§ **Record excerpts**:
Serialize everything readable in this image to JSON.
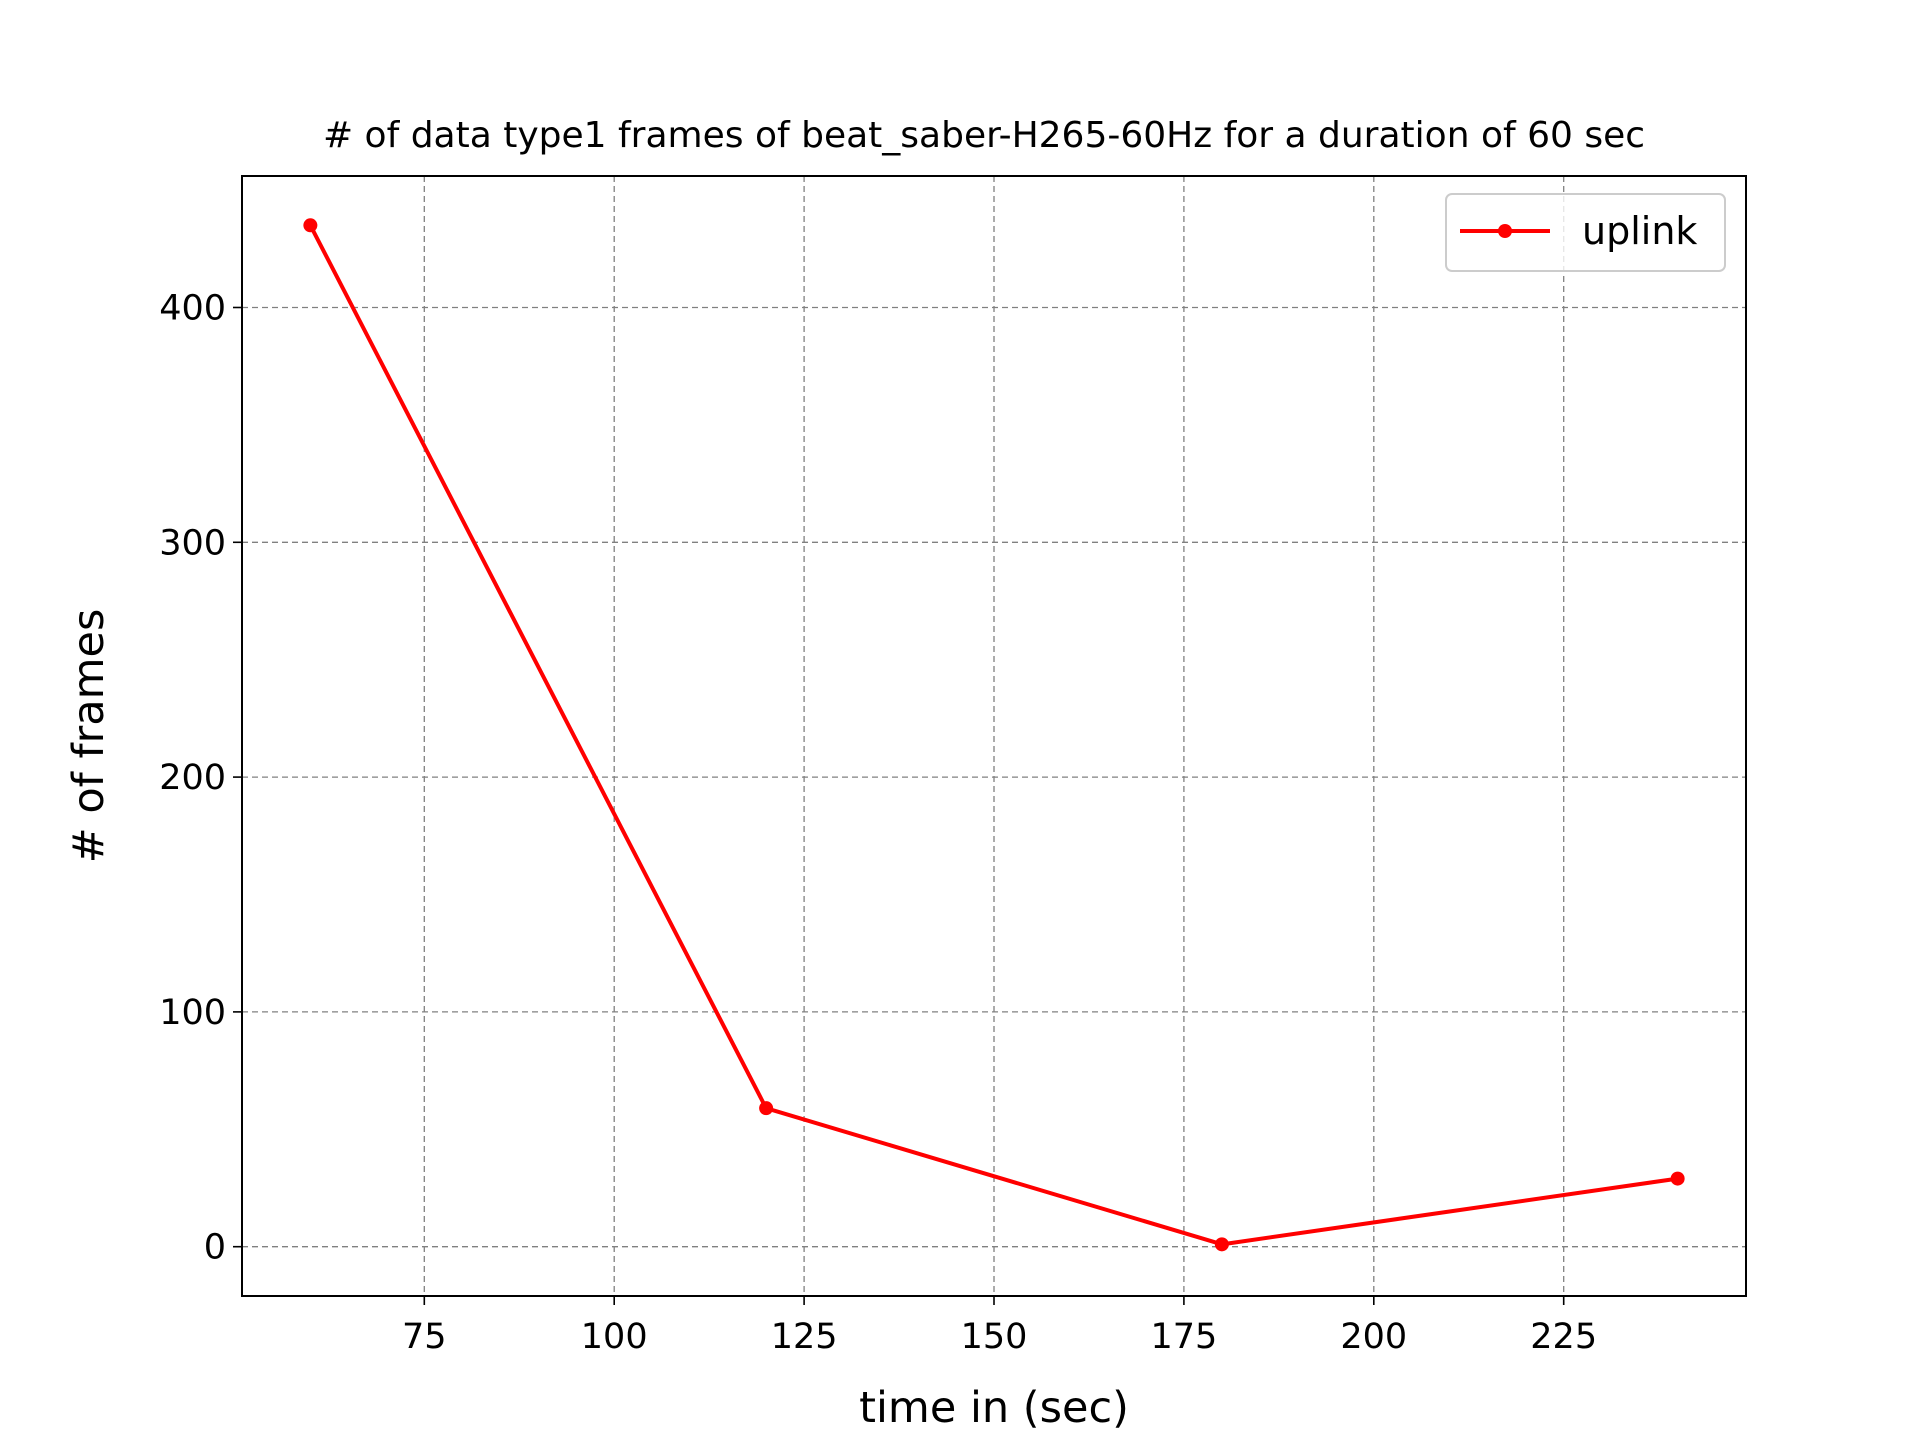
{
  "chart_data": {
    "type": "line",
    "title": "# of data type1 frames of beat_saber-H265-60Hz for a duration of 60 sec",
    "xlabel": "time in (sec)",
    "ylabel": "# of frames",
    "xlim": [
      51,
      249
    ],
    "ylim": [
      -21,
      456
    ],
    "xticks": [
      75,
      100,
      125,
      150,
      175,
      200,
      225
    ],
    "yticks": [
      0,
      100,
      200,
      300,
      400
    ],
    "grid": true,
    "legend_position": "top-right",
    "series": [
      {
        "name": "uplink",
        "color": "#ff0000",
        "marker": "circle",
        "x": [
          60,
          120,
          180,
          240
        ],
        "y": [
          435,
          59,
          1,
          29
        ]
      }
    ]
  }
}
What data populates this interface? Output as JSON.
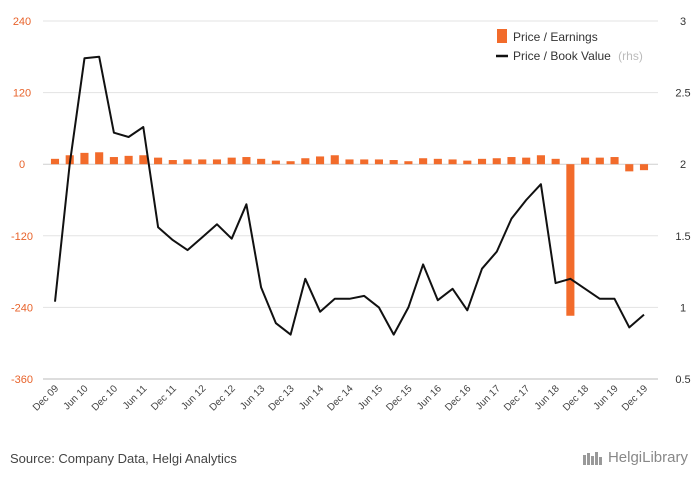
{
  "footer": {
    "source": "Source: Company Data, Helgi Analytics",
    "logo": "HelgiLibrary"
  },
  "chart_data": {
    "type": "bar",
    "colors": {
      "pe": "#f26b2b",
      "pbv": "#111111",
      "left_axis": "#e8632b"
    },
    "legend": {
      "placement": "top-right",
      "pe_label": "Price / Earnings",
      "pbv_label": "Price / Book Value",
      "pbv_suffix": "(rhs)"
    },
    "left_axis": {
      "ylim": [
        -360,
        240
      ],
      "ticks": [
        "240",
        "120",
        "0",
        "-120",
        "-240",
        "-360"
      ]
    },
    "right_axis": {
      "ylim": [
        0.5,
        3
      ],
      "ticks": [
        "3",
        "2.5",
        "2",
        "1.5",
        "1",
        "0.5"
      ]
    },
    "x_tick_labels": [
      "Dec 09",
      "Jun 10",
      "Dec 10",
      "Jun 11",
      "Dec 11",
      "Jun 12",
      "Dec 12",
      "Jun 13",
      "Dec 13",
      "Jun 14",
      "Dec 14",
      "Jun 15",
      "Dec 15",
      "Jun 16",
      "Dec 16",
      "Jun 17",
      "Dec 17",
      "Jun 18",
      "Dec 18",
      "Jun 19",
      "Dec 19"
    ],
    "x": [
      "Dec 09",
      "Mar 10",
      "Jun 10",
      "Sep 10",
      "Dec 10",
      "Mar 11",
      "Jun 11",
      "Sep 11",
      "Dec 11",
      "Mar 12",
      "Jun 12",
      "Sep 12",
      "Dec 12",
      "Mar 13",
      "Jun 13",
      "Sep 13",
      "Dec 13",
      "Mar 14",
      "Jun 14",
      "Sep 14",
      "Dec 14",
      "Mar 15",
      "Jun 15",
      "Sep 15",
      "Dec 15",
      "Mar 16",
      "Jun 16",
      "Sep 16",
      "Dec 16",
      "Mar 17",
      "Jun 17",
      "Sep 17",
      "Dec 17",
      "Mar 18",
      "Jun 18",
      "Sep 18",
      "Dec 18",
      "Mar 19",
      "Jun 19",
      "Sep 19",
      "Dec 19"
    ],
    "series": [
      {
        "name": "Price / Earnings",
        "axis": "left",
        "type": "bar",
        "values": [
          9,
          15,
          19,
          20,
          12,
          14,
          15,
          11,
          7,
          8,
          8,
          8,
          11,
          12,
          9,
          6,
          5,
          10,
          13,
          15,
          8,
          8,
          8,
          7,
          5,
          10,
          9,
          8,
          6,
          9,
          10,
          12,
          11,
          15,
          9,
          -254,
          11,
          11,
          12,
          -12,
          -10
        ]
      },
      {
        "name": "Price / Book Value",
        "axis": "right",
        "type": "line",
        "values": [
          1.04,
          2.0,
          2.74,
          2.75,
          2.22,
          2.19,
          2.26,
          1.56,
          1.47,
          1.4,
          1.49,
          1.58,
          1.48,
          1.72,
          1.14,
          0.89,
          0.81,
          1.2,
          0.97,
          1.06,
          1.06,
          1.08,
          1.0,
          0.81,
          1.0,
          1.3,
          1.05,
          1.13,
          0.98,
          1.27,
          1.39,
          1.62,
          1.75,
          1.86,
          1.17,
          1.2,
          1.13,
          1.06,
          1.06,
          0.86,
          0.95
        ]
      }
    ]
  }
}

§ **Prompt**:
Tally the lines of the data that contain the string "Price" and report the total alone.

§ **Complete response**:
4